##### Provided records #####

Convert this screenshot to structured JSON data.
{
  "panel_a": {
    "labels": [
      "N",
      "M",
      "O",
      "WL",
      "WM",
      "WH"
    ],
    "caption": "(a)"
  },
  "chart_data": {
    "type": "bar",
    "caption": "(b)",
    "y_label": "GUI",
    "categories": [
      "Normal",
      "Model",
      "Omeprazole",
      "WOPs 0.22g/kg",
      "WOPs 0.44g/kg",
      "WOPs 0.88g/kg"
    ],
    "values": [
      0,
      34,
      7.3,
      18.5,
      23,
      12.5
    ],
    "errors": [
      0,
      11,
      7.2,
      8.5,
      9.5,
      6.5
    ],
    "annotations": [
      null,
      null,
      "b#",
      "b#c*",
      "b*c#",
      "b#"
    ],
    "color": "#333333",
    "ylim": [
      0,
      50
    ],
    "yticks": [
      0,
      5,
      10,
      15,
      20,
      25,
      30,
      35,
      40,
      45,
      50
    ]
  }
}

#####
##### Provided records #####

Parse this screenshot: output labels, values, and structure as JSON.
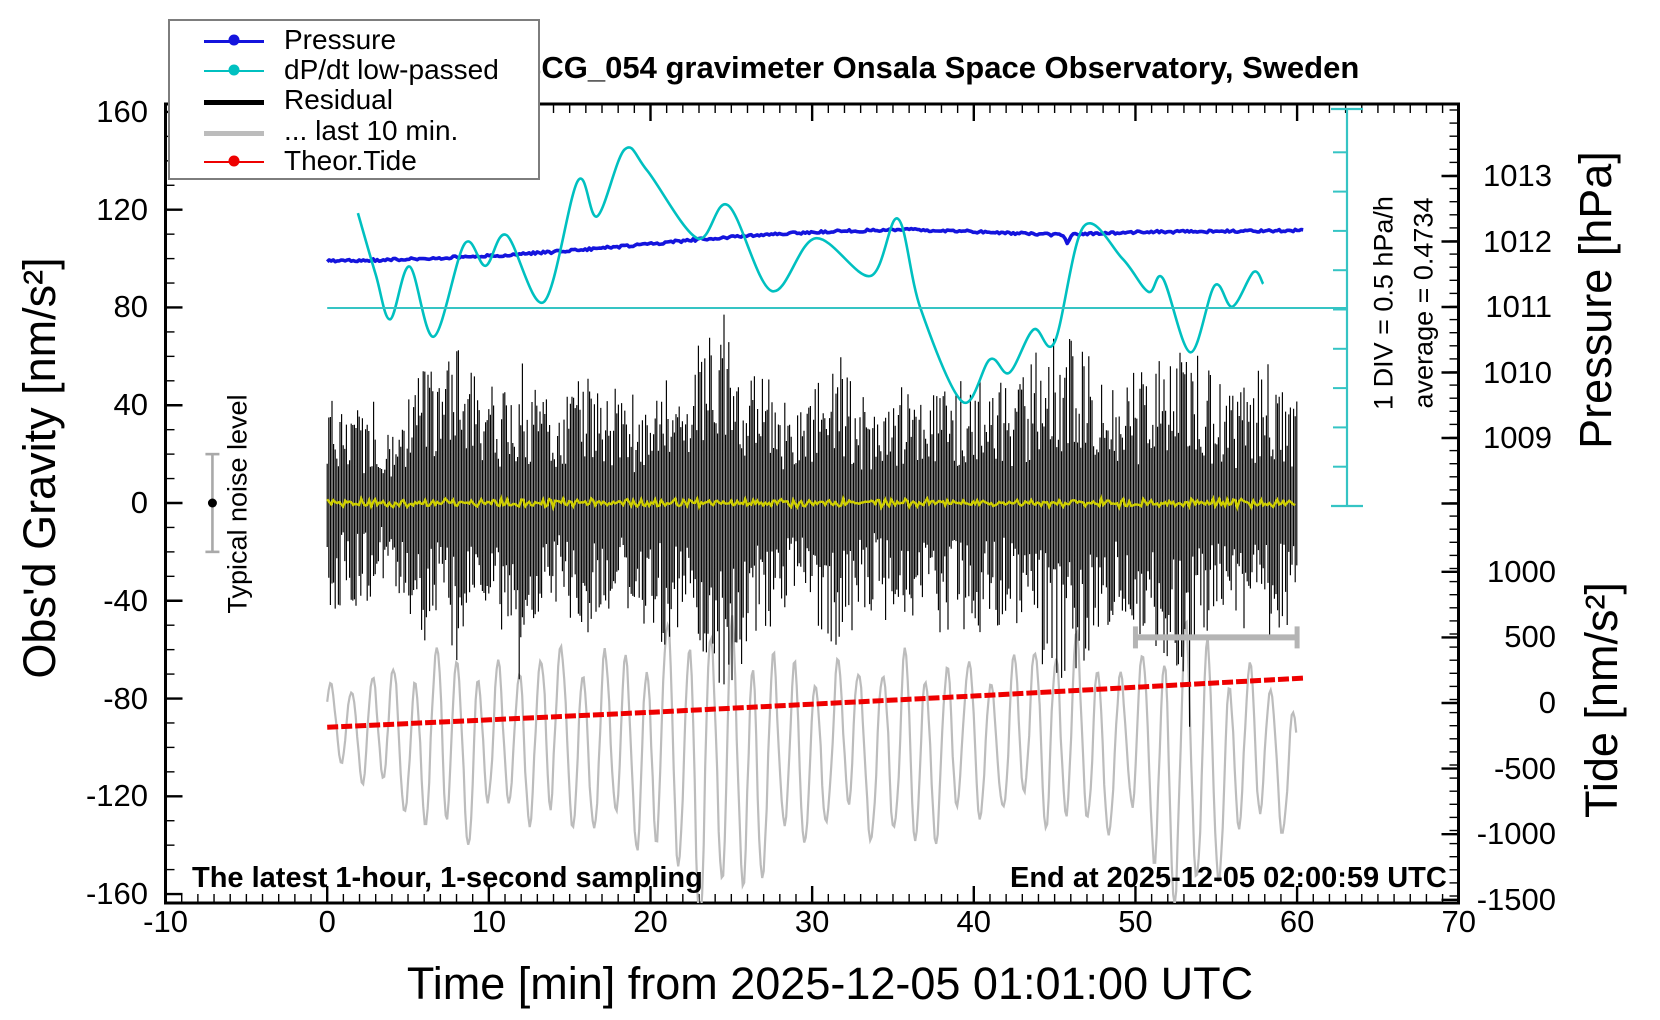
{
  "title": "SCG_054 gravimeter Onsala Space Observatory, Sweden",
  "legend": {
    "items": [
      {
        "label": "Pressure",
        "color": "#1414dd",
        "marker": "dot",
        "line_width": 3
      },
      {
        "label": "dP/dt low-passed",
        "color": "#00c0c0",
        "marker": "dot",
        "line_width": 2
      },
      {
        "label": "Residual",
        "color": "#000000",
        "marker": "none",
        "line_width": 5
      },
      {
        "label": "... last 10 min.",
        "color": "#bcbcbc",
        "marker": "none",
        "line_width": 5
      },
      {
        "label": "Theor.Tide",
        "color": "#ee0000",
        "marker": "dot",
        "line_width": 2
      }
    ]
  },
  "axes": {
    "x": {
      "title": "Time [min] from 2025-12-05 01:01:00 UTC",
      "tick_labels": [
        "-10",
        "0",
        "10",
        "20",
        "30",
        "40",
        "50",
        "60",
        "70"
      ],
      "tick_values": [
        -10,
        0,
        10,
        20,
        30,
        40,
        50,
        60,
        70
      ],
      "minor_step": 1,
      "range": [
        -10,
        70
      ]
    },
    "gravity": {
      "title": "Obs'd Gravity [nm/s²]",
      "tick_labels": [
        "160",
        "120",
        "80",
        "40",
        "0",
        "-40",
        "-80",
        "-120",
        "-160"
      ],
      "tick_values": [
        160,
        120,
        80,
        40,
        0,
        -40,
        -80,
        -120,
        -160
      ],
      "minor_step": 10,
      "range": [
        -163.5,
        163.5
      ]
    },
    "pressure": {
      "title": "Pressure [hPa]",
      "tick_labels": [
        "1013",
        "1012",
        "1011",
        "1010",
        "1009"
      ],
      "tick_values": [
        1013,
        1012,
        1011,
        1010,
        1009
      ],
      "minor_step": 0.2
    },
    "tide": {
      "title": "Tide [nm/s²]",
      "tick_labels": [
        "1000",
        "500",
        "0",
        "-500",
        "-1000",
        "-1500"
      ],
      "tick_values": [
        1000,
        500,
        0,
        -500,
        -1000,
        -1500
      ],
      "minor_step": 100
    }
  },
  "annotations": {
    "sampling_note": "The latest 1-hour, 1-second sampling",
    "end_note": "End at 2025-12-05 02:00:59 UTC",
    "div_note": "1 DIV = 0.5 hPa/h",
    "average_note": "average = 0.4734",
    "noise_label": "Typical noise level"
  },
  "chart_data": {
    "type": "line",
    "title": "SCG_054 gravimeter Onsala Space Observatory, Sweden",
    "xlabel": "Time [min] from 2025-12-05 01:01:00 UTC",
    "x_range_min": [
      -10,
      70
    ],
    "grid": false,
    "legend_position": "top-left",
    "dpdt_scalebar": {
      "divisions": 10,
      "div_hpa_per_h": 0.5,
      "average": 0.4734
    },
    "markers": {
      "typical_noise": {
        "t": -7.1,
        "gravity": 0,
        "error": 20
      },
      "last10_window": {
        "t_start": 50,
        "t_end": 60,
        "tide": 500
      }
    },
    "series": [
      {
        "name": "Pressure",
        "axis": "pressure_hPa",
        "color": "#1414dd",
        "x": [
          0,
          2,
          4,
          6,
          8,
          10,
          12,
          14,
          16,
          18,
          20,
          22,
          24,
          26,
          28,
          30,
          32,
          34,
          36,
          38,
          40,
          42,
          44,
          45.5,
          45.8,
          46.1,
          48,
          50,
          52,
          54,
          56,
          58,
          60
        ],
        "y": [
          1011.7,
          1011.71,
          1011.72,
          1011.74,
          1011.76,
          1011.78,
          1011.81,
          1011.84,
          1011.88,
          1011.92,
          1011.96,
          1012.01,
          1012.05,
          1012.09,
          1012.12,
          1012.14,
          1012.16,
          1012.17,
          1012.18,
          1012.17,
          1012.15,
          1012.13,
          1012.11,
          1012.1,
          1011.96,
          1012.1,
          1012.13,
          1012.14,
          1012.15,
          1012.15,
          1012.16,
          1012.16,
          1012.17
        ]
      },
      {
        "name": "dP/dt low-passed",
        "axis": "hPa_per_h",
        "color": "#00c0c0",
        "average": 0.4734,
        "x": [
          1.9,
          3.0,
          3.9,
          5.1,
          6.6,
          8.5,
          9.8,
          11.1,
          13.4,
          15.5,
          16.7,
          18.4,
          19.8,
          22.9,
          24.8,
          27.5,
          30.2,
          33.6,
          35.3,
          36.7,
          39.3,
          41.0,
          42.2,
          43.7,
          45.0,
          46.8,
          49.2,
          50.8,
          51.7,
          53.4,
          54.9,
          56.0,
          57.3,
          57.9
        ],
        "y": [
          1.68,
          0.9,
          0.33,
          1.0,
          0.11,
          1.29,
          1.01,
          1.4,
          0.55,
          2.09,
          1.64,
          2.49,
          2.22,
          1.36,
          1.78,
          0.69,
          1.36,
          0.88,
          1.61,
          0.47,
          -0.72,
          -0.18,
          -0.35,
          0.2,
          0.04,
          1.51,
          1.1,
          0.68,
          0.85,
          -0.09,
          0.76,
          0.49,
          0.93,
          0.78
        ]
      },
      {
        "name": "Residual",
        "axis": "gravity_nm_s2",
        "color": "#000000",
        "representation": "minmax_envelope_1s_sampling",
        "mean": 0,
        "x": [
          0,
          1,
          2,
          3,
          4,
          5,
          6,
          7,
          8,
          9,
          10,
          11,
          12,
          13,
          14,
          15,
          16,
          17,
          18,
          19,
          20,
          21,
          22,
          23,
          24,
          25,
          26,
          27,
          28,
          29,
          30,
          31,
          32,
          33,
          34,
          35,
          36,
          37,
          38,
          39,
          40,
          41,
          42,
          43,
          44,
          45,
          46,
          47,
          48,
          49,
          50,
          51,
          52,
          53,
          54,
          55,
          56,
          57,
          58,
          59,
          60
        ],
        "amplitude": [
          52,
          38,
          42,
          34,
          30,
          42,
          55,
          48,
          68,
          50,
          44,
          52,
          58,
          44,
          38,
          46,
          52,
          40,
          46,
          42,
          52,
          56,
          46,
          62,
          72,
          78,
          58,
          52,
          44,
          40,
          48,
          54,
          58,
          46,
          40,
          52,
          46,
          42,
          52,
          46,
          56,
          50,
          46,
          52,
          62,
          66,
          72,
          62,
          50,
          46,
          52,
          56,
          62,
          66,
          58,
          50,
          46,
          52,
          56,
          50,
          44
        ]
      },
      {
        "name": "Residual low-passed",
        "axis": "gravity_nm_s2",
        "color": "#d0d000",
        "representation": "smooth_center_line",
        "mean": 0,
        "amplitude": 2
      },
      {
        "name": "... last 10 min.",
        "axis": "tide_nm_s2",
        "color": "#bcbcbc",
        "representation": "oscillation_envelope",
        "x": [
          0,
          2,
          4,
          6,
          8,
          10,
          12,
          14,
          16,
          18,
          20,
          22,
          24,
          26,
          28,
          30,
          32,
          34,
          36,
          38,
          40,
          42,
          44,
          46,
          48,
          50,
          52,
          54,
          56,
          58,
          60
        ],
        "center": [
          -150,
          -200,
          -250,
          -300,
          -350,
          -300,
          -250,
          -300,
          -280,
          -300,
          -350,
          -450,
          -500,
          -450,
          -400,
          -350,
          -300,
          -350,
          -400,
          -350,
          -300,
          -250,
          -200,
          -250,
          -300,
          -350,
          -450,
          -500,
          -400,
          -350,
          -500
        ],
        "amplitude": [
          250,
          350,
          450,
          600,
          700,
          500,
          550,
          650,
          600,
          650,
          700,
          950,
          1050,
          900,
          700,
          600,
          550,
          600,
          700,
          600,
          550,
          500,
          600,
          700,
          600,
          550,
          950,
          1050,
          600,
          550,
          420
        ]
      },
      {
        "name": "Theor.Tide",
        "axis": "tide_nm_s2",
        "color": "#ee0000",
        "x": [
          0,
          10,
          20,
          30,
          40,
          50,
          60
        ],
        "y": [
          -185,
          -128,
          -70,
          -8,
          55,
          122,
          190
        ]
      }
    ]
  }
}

#####

## Work to complete
Reproduce each line from the records that contains the word "name".

## Response to the exercise
        "name": "Pressure",
        "name": "dP/dt low-passed",
        "name": "Residual",
        "name": "Residual low-passed",
        "name": "... last 10 min.",
        "name": "Theor.Tide",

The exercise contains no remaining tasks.